# EXERCISE PROMPT:
Go through the records and copy each line where the word "this" occurs.

═══

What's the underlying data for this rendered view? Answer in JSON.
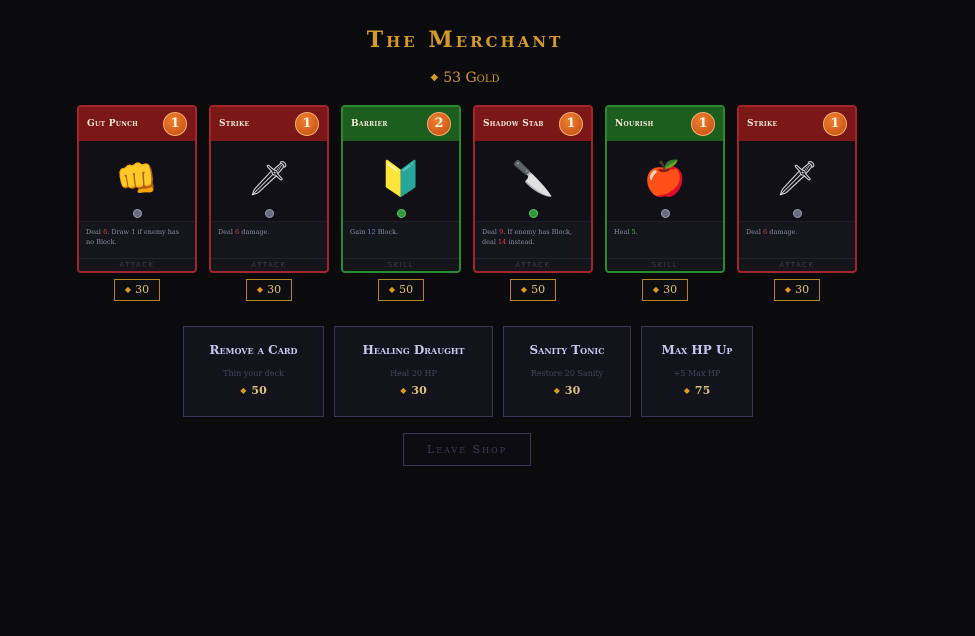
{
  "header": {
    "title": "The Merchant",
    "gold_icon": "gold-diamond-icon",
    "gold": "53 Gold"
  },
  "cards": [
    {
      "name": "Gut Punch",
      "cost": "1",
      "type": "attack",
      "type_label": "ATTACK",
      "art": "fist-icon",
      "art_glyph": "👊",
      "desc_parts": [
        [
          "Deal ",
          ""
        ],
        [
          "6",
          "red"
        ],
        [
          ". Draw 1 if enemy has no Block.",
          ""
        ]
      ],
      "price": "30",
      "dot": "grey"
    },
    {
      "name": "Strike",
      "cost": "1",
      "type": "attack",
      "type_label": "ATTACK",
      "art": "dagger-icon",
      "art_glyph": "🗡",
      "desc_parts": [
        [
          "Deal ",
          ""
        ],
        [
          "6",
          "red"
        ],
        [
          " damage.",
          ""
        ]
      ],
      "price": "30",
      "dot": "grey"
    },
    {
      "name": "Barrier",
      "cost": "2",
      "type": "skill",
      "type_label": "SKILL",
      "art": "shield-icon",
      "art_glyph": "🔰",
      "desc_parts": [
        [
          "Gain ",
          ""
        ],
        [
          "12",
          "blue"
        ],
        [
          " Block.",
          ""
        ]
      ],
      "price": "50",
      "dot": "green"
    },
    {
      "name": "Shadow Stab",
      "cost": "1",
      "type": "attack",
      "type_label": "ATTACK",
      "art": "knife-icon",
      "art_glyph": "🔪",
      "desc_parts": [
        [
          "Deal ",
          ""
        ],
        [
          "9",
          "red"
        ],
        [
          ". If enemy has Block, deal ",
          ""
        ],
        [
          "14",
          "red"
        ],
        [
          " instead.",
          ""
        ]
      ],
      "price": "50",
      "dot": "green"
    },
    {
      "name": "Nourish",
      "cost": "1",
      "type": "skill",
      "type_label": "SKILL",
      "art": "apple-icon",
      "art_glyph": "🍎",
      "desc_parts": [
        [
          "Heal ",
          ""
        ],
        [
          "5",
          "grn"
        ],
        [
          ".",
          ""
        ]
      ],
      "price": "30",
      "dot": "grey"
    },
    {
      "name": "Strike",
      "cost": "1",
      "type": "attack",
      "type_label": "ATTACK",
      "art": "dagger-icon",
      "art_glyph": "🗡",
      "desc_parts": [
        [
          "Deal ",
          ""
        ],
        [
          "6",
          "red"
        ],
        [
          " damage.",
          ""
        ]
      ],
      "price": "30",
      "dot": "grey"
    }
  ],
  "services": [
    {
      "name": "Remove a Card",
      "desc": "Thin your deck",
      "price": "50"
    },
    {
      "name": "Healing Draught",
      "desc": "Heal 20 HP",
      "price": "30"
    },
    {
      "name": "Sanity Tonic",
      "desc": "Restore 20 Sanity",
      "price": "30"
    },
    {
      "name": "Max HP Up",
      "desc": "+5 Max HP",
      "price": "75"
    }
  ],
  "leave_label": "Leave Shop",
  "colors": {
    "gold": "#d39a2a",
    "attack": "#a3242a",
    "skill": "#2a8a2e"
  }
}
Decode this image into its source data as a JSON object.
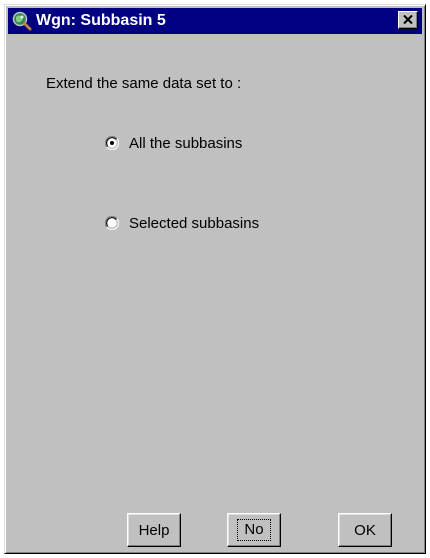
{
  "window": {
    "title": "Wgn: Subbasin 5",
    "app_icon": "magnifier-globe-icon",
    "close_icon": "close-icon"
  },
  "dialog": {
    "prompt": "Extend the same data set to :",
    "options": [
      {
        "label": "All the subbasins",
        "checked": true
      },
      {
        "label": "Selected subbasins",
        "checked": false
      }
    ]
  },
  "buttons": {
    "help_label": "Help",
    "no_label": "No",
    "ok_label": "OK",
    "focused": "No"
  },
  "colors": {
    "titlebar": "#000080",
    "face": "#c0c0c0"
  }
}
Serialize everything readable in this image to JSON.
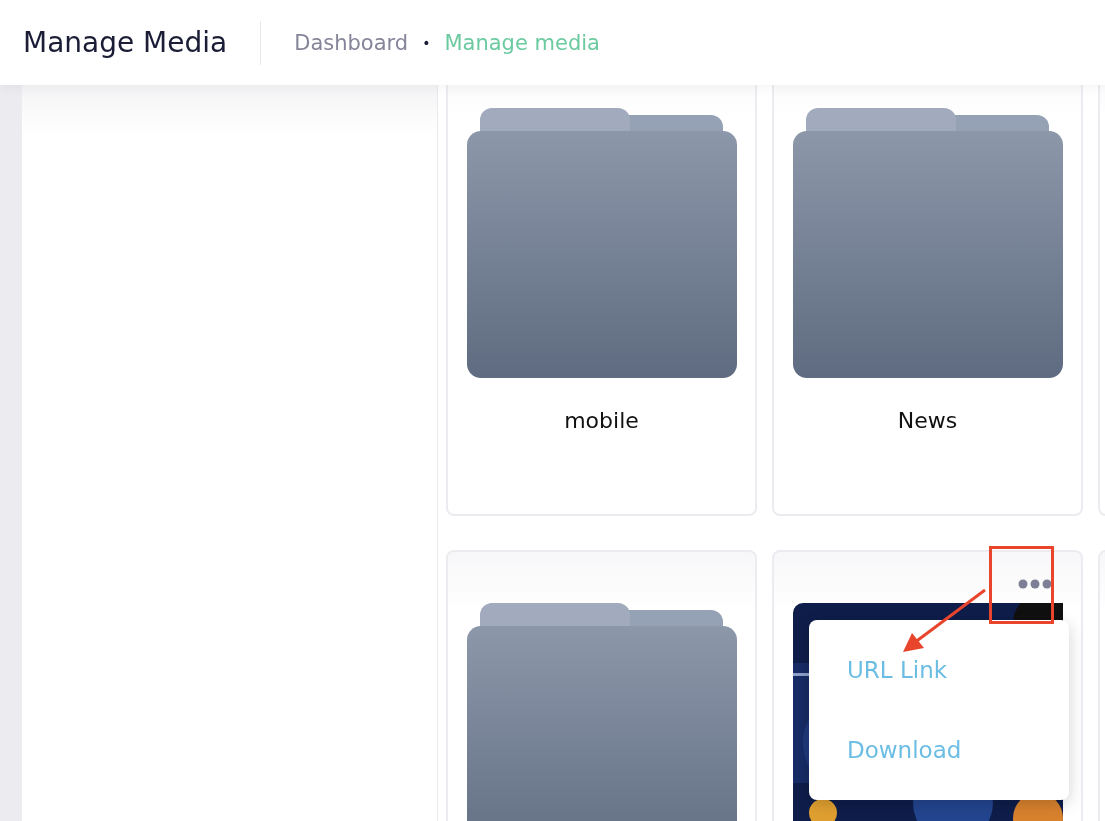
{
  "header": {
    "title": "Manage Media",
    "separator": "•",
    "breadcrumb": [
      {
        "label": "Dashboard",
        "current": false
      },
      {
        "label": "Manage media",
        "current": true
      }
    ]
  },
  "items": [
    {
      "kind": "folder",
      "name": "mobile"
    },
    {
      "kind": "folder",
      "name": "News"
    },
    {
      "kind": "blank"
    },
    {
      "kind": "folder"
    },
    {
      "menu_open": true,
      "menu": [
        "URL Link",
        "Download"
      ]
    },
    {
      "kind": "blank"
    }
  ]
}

═══

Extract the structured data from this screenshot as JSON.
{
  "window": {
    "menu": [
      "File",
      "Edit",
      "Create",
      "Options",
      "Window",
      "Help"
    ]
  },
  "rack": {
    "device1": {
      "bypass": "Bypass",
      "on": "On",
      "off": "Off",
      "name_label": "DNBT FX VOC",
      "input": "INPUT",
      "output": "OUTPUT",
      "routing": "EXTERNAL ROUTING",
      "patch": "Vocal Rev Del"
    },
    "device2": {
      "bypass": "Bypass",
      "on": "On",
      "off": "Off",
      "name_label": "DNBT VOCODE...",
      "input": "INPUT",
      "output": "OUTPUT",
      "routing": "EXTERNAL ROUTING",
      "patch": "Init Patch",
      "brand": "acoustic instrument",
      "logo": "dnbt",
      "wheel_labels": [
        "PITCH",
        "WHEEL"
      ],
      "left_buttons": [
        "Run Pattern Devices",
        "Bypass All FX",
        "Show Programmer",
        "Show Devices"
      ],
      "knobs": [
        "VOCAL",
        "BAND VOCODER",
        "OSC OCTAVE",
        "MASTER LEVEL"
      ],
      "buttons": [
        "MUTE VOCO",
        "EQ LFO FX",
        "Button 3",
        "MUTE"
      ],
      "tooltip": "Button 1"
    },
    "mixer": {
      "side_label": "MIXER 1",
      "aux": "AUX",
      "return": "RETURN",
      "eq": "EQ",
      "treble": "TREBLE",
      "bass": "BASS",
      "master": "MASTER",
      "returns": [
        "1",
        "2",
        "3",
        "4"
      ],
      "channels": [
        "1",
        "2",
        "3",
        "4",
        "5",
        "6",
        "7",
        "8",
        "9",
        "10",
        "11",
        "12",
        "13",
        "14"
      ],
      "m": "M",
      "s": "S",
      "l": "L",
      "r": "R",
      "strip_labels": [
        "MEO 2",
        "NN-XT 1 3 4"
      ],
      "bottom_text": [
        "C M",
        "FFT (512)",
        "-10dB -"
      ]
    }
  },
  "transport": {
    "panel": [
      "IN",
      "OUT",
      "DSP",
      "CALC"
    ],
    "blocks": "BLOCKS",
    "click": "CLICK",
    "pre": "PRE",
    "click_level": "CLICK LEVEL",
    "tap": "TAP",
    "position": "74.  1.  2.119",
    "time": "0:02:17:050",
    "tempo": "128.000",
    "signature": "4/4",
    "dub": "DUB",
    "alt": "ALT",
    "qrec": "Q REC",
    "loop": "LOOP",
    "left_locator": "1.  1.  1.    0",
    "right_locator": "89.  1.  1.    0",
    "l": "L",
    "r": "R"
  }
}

═══

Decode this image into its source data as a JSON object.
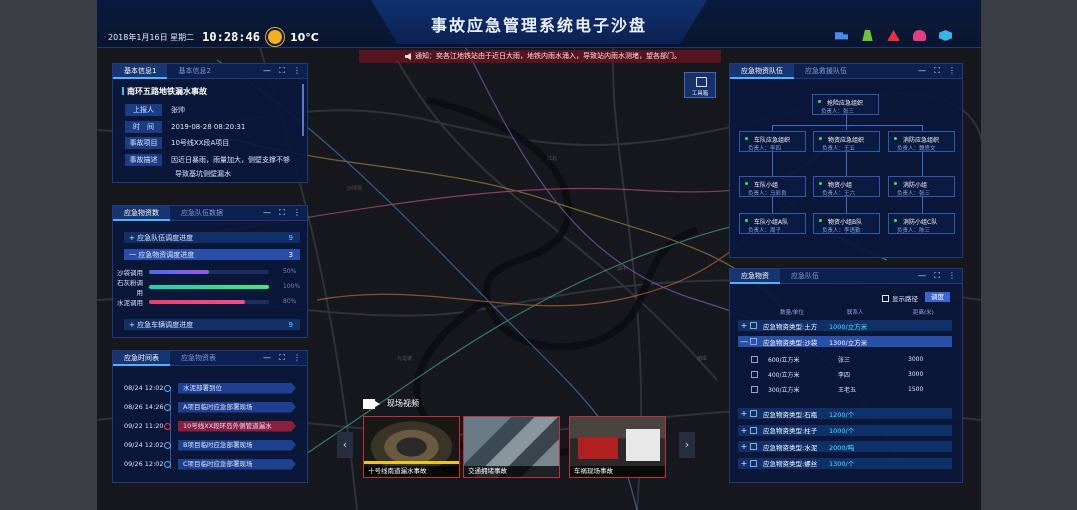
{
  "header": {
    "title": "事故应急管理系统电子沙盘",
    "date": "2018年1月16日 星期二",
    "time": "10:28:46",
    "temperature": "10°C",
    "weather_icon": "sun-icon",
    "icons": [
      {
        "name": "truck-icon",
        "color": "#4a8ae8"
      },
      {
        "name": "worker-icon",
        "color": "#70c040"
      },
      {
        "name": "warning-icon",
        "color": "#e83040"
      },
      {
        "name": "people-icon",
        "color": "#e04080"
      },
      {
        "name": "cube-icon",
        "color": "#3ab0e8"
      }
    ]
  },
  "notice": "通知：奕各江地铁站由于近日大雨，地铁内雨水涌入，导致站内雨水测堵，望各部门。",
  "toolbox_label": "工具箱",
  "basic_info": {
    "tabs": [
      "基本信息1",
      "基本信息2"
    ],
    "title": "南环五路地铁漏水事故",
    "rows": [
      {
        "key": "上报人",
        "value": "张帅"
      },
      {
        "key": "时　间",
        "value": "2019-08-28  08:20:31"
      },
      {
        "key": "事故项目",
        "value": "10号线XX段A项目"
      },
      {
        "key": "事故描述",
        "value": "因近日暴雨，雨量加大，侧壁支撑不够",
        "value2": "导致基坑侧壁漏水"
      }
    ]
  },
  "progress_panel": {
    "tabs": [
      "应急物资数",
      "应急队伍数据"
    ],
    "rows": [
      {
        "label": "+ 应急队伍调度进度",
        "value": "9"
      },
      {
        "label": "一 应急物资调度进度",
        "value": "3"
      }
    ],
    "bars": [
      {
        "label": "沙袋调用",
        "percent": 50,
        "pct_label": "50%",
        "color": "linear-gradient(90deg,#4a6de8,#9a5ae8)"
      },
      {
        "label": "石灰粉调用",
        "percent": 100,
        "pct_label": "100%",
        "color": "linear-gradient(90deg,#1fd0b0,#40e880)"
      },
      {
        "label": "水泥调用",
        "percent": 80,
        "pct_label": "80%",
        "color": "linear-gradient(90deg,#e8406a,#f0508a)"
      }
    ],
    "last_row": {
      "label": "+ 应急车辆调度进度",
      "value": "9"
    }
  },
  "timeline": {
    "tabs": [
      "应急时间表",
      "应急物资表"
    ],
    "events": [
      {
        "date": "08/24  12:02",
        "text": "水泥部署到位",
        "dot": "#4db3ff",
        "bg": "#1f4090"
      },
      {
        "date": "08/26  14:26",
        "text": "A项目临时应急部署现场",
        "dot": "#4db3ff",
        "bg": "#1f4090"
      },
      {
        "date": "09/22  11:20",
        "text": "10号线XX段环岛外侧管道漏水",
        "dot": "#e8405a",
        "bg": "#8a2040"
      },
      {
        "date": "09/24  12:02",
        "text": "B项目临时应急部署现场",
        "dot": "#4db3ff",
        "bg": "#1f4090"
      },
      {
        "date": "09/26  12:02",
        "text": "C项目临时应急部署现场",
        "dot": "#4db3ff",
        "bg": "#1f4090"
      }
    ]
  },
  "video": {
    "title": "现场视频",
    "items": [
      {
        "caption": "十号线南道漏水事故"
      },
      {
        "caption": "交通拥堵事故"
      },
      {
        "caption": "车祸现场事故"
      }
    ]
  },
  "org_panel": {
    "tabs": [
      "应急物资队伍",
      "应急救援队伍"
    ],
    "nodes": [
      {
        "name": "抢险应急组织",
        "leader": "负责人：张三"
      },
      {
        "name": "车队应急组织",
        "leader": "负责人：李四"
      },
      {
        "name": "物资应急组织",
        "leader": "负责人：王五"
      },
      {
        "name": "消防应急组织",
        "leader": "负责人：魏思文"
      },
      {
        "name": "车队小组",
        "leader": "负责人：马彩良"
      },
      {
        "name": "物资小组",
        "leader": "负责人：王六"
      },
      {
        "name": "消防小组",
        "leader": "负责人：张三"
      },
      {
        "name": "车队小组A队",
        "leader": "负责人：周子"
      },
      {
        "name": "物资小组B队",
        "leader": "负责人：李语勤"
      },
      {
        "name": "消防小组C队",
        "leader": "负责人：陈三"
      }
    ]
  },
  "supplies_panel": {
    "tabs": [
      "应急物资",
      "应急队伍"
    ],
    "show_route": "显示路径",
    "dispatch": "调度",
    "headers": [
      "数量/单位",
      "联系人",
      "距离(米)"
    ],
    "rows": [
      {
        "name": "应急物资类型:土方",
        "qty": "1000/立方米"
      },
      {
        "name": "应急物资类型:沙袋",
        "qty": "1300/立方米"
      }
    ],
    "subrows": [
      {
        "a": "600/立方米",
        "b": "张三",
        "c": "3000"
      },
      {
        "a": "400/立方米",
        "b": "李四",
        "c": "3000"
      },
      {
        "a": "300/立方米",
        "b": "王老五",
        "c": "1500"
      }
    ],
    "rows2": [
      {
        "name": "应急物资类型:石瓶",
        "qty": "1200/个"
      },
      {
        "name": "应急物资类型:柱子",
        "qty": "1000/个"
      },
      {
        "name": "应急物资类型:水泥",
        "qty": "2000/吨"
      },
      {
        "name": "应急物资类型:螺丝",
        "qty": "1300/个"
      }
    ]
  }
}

═══

# TASK ANSWER:
What's the underlying data for this rendered view? Answer in JSON.
Decode this image into its source data as a JSON object.
Serialize everything readable in this image to JSON.
Extract the structured data from this screenshot as JSON.
Decode this image into its source data as a JSON object.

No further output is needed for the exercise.